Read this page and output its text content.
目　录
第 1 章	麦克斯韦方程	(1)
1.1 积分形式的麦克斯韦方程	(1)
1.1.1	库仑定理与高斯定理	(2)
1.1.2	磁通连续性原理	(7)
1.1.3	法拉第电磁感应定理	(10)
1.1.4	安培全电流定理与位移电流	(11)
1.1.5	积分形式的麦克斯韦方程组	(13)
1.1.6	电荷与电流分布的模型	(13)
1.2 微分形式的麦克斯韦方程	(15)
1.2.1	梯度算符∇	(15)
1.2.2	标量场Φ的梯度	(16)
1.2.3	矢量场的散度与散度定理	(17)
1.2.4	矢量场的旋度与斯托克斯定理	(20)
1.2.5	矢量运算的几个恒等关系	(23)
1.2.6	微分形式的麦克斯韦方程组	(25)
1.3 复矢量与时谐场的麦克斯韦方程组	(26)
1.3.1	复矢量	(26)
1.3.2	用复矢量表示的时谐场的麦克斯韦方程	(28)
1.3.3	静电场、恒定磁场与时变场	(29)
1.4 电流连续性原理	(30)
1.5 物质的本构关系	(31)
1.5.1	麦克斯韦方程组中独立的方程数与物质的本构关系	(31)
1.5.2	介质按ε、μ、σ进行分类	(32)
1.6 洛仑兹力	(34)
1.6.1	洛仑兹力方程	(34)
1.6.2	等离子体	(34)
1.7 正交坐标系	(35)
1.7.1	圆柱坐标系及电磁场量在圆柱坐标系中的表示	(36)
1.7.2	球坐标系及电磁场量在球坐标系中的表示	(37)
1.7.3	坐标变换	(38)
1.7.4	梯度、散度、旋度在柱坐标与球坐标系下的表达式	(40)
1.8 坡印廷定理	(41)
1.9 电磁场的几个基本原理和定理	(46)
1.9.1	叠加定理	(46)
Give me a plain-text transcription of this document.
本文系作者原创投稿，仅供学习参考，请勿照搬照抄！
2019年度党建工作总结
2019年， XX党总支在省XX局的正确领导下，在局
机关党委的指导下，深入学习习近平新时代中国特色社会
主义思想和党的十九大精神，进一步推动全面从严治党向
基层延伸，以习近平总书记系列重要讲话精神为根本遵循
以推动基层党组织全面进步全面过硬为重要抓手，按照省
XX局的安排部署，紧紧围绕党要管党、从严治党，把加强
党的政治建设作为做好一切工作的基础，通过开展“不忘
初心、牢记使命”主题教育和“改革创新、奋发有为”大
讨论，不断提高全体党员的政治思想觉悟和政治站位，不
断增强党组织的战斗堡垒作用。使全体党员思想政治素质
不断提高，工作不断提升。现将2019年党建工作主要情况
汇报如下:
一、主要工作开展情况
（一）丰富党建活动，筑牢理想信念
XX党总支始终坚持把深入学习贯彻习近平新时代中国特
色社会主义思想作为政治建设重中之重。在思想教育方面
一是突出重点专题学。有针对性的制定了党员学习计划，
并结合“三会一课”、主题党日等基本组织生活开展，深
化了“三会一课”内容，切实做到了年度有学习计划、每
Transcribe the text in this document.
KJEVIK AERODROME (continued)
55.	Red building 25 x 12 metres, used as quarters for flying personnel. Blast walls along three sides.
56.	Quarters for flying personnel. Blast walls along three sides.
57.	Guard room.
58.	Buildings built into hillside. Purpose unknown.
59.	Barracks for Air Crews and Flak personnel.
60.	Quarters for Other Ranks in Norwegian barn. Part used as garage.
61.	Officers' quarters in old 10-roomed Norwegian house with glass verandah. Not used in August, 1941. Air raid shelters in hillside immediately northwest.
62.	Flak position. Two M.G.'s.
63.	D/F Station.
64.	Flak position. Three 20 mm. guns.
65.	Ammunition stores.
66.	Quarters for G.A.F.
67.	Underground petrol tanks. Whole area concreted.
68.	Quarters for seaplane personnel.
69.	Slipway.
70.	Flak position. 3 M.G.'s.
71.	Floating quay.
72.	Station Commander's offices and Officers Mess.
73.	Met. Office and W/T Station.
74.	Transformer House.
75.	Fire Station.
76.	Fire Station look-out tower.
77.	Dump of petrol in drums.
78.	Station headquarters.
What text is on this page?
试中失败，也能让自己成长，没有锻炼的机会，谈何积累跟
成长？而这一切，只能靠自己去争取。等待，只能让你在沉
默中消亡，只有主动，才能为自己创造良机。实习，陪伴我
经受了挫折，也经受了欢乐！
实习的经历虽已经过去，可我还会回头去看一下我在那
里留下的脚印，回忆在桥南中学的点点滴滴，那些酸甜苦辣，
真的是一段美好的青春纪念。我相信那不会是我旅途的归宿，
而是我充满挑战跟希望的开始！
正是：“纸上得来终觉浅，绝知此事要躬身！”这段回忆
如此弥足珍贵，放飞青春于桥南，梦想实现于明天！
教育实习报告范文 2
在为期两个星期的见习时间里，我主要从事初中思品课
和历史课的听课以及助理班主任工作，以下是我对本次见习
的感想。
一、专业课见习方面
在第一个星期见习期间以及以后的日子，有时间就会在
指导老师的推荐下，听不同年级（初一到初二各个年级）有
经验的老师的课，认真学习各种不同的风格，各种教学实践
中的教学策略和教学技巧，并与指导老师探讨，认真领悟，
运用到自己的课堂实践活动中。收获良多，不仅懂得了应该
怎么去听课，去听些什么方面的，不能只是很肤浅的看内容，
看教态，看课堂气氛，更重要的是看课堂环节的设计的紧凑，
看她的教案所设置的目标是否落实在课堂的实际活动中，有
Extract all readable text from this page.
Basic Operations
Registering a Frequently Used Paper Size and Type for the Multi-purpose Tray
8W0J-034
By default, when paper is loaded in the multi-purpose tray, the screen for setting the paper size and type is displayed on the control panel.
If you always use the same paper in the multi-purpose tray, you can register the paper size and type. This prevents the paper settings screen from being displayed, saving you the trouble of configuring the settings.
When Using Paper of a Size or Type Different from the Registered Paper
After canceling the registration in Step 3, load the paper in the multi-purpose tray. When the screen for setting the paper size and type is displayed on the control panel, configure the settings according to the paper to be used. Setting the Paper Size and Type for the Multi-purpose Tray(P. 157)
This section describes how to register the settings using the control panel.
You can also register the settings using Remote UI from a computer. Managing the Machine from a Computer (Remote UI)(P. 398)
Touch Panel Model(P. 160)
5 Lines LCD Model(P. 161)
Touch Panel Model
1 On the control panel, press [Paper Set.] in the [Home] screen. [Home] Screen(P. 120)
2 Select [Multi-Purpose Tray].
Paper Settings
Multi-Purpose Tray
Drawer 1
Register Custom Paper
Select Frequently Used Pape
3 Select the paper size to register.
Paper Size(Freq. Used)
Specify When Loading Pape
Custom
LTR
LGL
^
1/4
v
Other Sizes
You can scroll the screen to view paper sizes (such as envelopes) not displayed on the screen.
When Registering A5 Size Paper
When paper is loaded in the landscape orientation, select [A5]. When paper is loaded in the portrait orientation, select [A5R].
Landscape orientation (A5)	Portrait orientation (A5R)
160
• • •
In the records above, find each line holding "Blast" and copy it.

55.	Red building 25 x 12 metres, used as quarters for flying personnel. Blast walls along three sides.
56.	Quarters for flying personnel. Blast walls along three sides.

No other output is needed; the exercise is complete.